Start of Source material

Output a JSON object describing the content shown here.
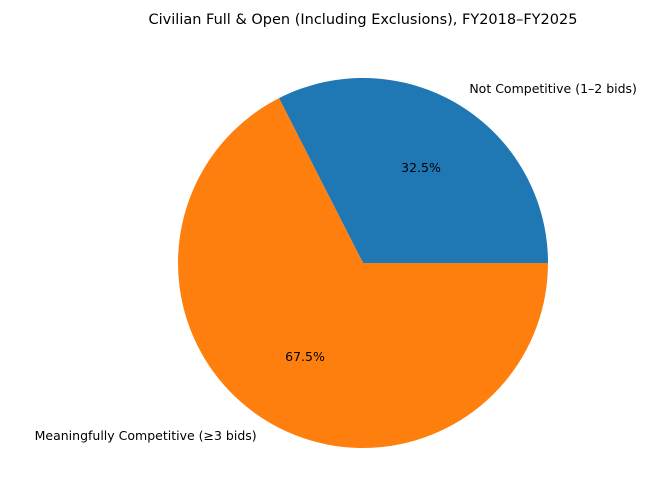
{
  "chart_data": {
    "type": "pie",
    "title": "Civilian Full & Open (Including Exclusions), FY2018–FY2025",
    "slices": [
      {
        "label": "Not Competitive (1–2 bids)",
        "value": 32.5,
        "display": "32.5%",
        "color": "#1f77b4"
      },
      {
        "label": "Meaningfully Competitive (≥3 bids)",
        "value": 67.5,
        "display": "67.5%",
        "color": "#ff7f0e"
      }
    ],
    "start_angle_deg": 0,
    "direction": "counterclockwise",
    "legend": "none"
  }
}
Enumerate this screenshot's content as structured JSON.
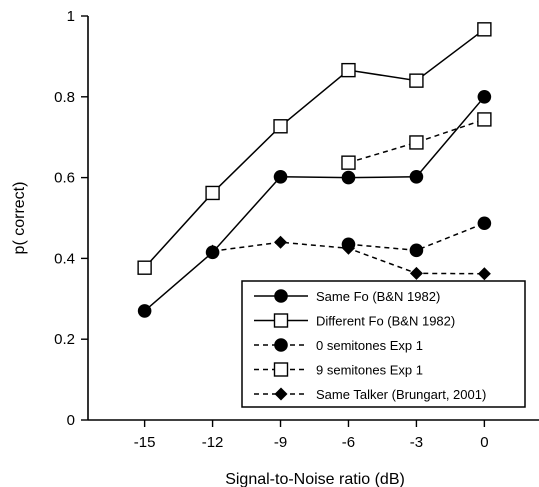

End of Source material

▶ [Short problem]
Copy out all the entries exactly. Images stay out of the copy.

▶ [Answer for the task]
Output a JSON object describing the content shown here.
{
  "chart_data": {
    "type": "pie",
    "title": "Civilian Full & Open (Including Exclusions), FY2018–FY2025",
    "slices": [
      {
        "label": "Not Competitive (1–2 bids)",
        "value": 32.5,
        "display": "32.5%",
        "color": "#1f77b4"
      },
      {
        "label": "Meaningfully Competitive (≥3 bids)",
        "value": 67.5,
        "display": "67.5%",
        "color": "#ff7f0e"
      }
    ],
    "start_angle_deg": 0,
    "direction": "counterclockwise",
    "legend": "none"
  }
}
Enumerate this screenshot's content as structured JSON.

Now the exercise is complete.